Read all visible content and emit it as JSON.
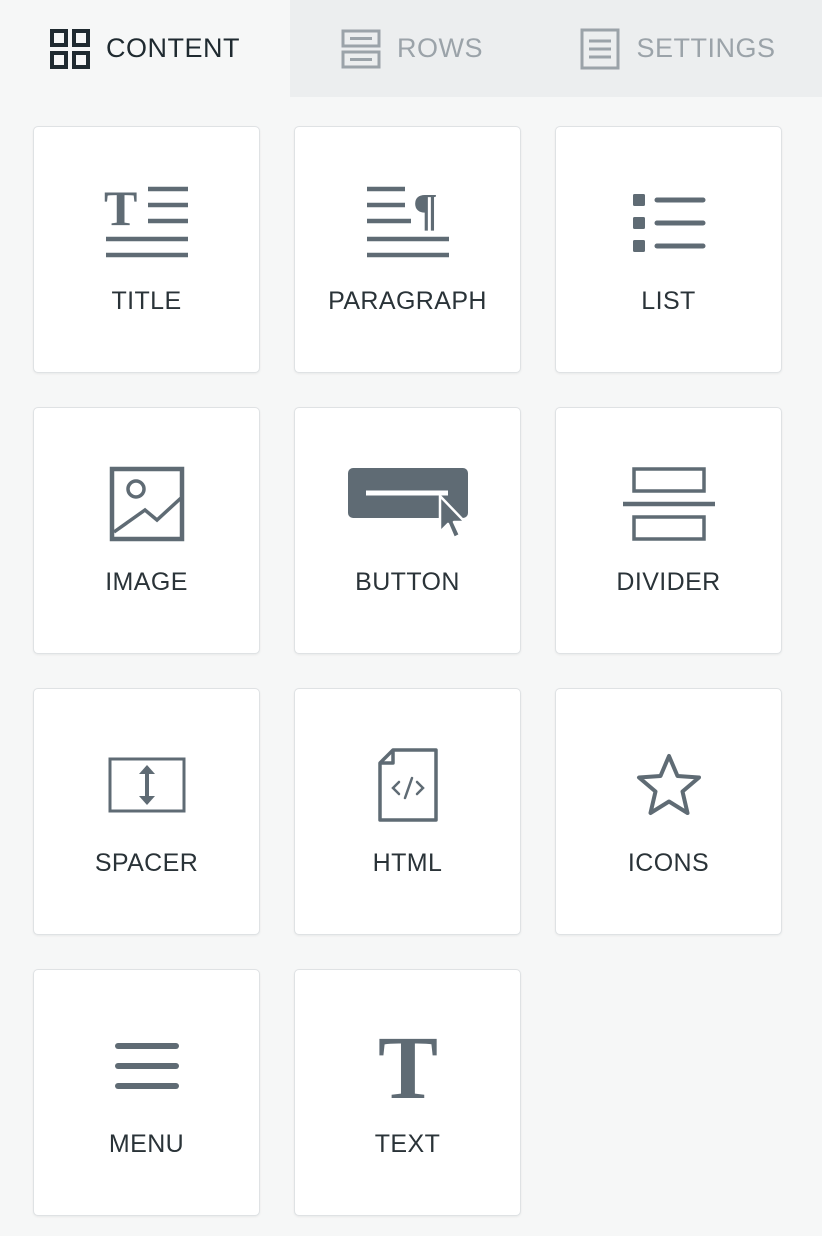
{
  "tabs": [
    {
      "label": "CONTENT",
      "icon": "grid-icon",
      "active": true
    },
    {
      "label": "ROWS",
      "icon": "rows-icon",
      "active": false
    },
    {
      "label": "SETTINGS",
      "icon": "settings-icon",
      "active": false
    }
  ],
  "tiles": [
    {
      "label": "TITLE",
      "icon": "title-icon"
    },
    {
      "label": "PARAGRAPH",
      "icon": "paragraph-icon"
    },
    {
      "label": "LIST",
      "icon": "list-icon"
    },
    {
      "label": "IMAGE",
      "icon": "image-icon"
    },
    {
      "label": "BUTTON",
      "icon": "button-icon"
    },
    {
      "label": "DIVIDER",
      "icon": "divider-icon"
    },
    {
      "label": "SPACER",
      "icon": "spacer-icon"
    },
    {
      "label": "HTML",
      "icon": "html-icon"
    },
    {
      "label": "ICONS",
      "icon": "star-icon"
    },
    {
      "label": "MENU",
      "icon": "menu-icon"
    },
    {
      "label": "TEXT",
      "icon": "text-icon"
    }
  ],
  "colors": {
    "icon": "#5f6b74",
    "tab_active_text": "#1f2a30",
    "tab_inactive_text": "#9ba3a9",
    "tab_bar_bg": "#eceeef",
    "panel_bg": "#f6f7f7",
    "tile_border": "#dfe2e4"
  }
}
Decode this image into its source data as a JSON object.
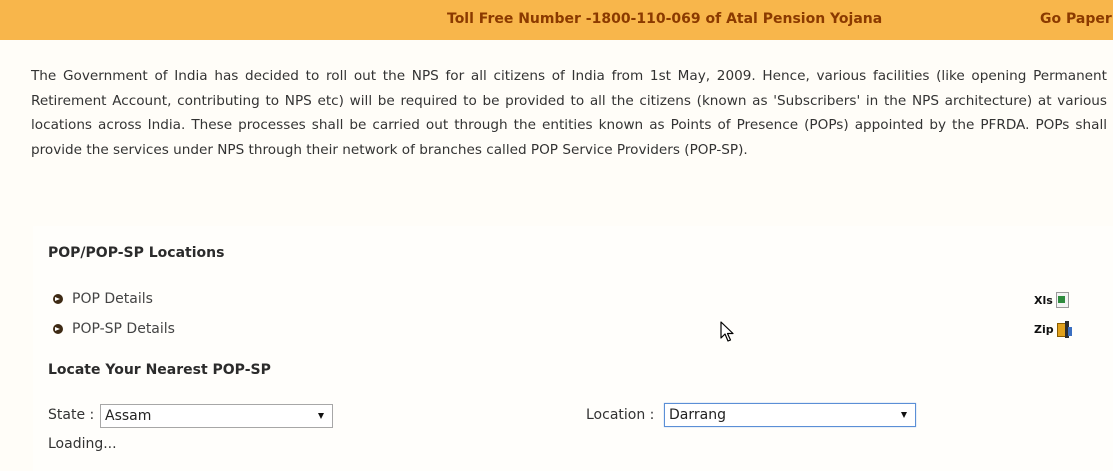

----------

→ Written request:
Quote every entry exactly, with the pictures omitted.

→ Response to this exercise:
Read all visible content and emit it as JSON.
{
  "tabs": [
    {
      "label": "CONTENT",
      "icon": "grid-icon",
      "active": true
    },
    {
      "label": "ROWS",
      "icon": "rows-icon",
      "active": false
    },
    {
      "label": "SETTINGS",
      "icon": "settings-icon",
      "active": false
    }
  ],
  "tiles": [
    {
      "label": "TITLE",
      "icon": "title-icon"
    },
    {
      "label": "PARAGRAPH",
      "icon": "paragraph-icon"
    },
    {
      "label": "LIST",
      "icon": "list-icon"
    },
    {
      "label": "IMAGE",
      "icon": "image-icon"
    },
    {
      "label": "BUTTON",
      "icon": "button-icon"
    },
    {
      "label": "DIVIDER",
      "icon": "divider-icon"
    },
    {
      "label": "SPACER",
      "icon": "spacer-icon"
    },
    {
      "label": "HTML",
      "icon": "html-icon"
    },
    {
      "label": "ICONS",
      "icon": "star-icon"
    },
    {
      "label": "MENU",
      "icon": "menu-icon"
    },
    {
      "label": "TEXT",
      "icon": "text-icon"
    }
  ],
  "colors": {
    "icon": "#5f6b74",
    "tab_active_text": "#1f2a30",
    "tab_inactive_text": "#9ba3a9",
    "tab_bar_bg": "#eceeef",
    "panel_bg": "#f6f7f7",
    "tile_border": "#dfe2e4"
  }
}
Decode this image into its source data as a JSON object.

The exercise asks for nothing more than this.